[Recorded data]
=-=-=
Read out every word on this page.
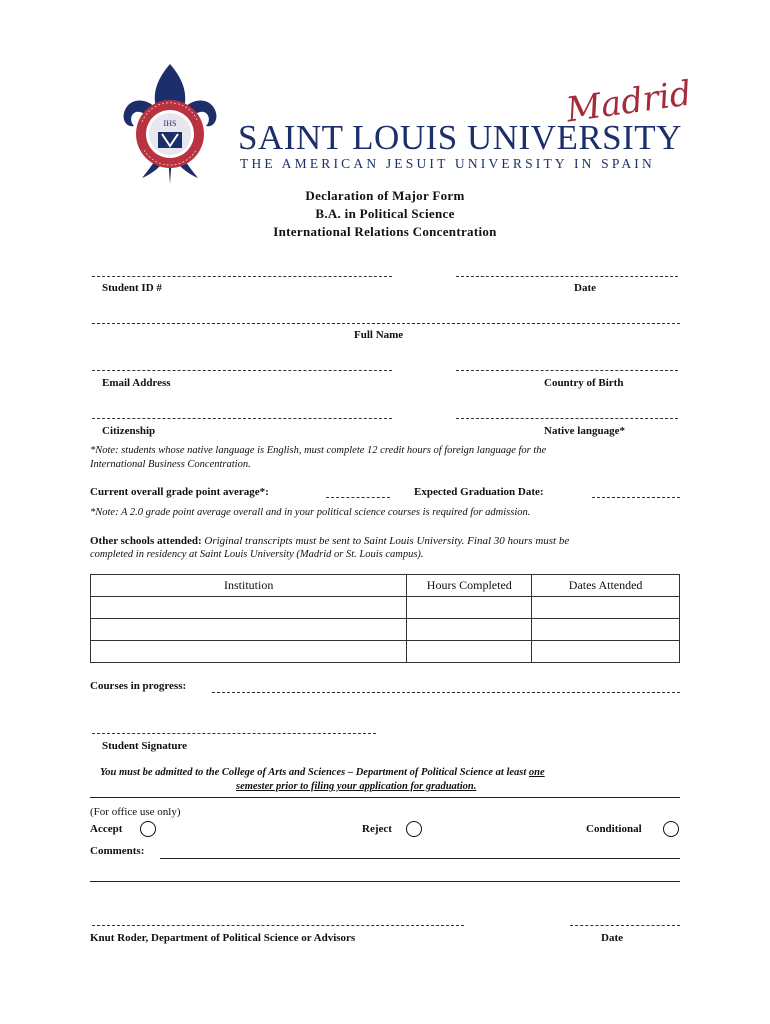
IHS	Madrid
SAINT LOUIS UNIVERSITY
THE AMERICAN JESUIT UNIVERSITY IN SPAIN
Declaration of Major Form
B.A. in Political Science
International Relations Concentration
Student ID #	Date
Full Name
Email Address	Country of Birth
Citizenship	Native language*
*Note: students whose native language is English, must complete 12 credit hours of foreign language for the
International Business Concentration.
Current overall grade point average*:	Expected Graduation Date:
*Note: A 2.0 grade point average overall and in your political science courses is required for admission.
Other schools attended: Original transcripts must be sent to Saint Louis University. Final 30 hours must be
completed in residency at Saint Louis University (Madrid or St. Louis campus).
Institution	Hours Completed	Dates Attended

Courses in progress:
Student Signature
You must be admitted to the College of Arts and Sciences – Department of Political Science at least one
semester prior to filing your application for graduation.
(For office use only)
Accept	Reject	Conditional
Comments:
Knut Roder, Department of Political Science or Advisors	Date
=-=-=
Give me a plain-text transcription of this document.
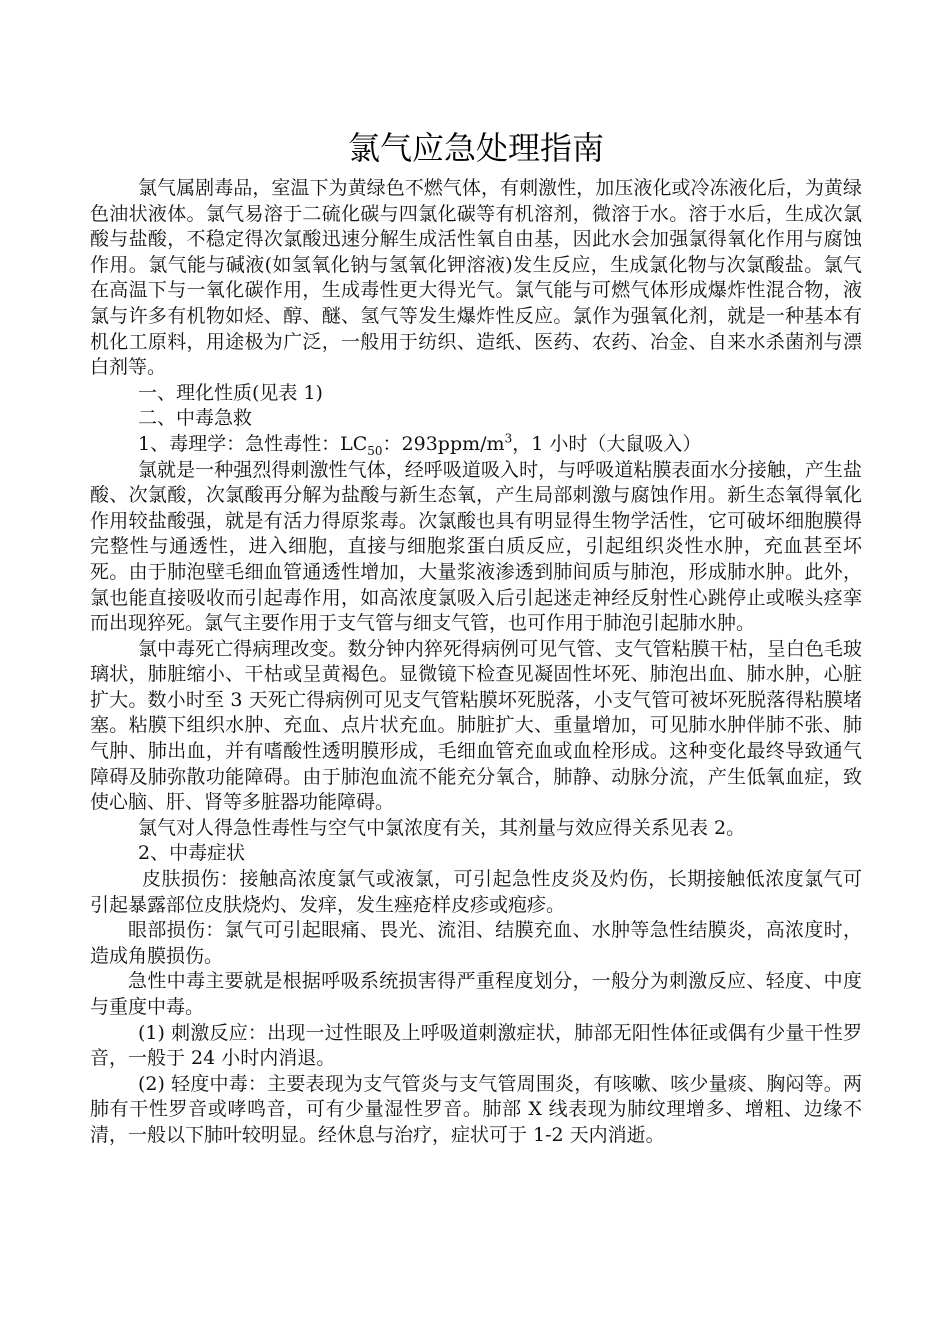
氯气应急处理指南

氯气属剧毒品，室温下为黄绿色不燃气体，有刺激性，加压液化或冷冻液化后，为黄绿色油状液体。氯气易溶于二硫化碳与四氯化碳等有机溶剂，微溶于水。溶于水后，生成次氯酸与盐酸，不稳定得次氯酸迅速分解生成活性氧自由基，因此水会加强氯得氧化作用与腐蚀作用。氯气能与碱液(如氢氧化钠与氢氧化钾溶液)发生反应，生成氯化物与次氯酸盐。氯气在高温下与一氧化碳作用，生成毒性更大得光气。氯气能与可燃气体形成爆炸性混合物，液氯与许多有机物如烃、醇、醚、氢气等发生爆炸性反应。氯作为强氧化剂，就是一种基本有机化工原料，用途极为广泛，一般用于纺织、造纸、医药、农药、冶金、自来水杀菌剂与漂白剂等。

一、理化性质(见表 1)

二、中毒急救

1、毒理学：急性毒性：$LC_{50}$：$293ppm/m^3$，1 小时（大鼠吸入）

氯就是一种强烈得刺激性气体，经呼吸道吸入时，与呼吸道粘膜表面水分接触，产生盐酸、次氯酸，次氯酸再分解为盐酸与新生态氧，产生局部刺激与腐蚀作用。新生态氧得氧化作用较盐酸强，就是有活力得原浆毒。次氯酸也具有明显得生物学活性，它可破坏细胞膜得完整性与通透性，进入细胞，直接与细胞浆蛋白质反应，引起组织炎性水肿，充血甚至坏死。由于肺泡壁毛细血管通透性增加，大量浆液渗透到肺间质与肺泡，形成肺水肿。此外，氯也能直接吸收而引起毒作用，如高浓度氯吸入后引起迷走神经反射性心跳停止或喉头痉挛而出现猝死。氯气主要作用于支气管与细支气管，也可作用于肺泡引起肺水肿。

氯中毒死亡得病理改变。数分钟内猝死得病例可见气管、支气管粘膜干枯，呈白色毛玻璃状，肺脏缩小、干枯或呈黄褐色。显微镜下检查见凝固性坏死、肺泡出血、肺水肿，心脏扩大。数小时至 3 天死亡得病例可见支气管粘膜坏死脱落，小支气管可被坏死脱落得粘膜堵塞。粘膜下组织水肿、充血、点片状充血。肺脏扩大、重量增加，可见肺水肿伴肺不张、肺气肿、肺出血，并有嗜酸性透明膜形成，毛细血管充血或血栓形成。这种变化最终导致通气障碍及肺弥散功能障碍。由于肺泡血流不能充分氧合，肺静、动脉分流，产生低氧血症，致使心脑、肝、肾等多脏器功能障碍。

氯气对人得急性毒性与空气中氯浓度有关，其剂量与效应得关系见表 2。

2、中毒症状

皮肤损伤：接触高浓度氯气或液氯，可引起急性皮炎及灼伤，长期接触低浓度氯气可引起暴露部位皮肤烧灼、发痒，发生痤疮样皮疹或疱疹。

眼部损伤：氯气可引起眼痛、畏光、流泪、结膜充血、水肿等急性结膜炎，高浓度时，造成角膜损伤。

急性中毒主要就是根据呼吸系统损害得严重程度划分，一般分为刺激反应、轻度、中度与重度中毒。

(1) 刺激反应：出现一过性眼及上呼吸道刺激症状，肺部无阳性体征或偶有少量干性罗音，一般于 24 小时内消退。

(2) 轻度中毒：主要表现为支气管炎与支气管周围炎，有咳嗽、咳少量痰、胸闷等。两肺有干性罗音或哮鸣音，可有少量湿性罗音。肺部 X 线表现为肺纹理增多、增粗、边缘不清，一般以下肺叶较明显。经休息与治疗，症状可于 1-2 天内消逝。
=-=-=
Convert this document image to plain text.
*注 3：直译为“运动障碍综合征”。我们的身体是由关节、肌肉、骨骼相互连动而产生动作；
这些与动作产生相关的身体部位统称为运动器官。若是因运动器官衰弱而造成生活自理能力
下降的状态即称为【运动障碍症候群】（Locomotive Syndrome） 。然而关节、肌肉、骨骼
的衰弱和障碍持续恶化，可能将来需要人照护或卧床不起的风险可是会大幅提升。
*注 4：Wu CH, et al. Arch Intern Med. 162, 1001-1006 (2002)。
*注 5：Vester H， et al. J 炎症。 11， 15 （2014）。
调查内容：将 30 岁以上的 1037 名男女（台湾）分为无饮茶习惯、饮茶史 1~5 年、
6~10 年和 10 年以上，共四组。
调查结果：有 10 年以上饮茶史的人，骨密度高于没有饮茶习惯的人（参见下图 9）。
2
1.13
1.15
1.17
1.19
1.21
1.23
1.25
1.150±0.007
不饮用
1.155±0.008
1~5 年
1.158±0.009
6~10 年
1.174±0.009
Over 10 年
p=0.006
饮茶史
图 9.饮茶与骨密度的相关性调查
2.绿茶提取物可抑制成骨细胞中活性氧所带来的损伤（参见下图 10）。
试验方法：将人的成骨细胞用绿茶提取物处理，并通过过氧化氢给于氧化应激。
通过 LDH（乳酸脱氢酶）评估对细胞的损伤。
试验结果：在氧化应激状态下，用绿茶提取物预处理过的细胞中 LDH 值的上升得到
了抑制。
=-=-=
Find the word "Note" in the entries, and copy every line it shows up in.

*Note: students whose native language is English, must complete 12 credit hours of foreign language for the
*Note: A 2.0 grade point average overall and in your political science courses is required for admission.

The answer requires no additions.